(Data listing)
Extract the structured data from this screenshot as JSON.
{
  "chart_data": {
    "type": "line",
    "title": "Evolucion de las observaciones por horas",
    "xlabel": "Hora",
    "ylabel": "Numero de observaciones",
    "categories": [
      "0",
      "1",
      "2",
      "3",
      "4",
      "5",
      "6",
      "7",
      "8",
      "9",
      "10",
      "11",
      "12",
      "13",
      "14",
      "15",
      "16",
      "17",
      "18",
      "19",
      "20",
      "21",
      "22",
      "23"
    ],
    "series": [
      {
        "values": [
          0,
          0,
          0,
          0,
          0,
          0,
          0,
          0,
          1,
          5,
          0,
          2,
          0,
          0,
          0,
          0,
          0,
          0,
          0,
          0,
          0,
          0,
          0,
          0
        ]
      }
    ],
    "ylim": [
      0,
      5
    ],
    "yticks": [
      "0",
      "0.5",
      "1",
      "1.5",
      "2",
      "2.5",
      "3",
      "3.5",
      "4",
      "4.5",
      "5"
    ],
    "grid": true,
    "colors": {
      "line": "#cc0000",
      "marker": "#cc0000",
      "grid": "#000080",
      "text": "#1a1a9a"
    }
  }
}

• _Task brief_: Reproduce each record shown above without altering a single word.

• _Written answer_:
Extract the structured data from this screenshot as JSON.
{
  "chart_data": {
    "type": "line",
    "title": "Evolucion de las observaciones por horas",
    "xlabel": "Hora",
    "ylabel": "Numero de observaciones",
    "categories": [
      "0",
      "1",
      "2",
      "3",
      "4",
      "5",
      "6",
      "7",
      "8",
      "9",
      "10",
      "11",
      "12",
      "13",
      "14",
      "15",
      "16",
      "17",
      "18",
      "19",
      "20",
      "21",
      "22",
      "23"
    ],
    "series": [
      {
        "values": [
          0,
          0,
          0,
          0,
          0,
          0,
          0,
          0,
          1,
          5,
          0,
          2,
          0,
          0,
          0,
          0,
          0,
          0,
          0,
          0,
          0,
          0,
          0,
          0
        ]
      }
    ],
    "ylim": [
      0,
      5
    ],
    "yticks": [
      "0",
      "0.5",
      "1",
      "1.5",
      "2",
      "2.5",
      "3",
      "3.5",
      "4",
      "4.5",
      "5"
    ],
    "grid": true,
    "colors": {
      "line": "#cc0000",
      "marker": "#cc0000",
      "grid": "#000080",
      "text": "#1a1a9a"
    }
  }
}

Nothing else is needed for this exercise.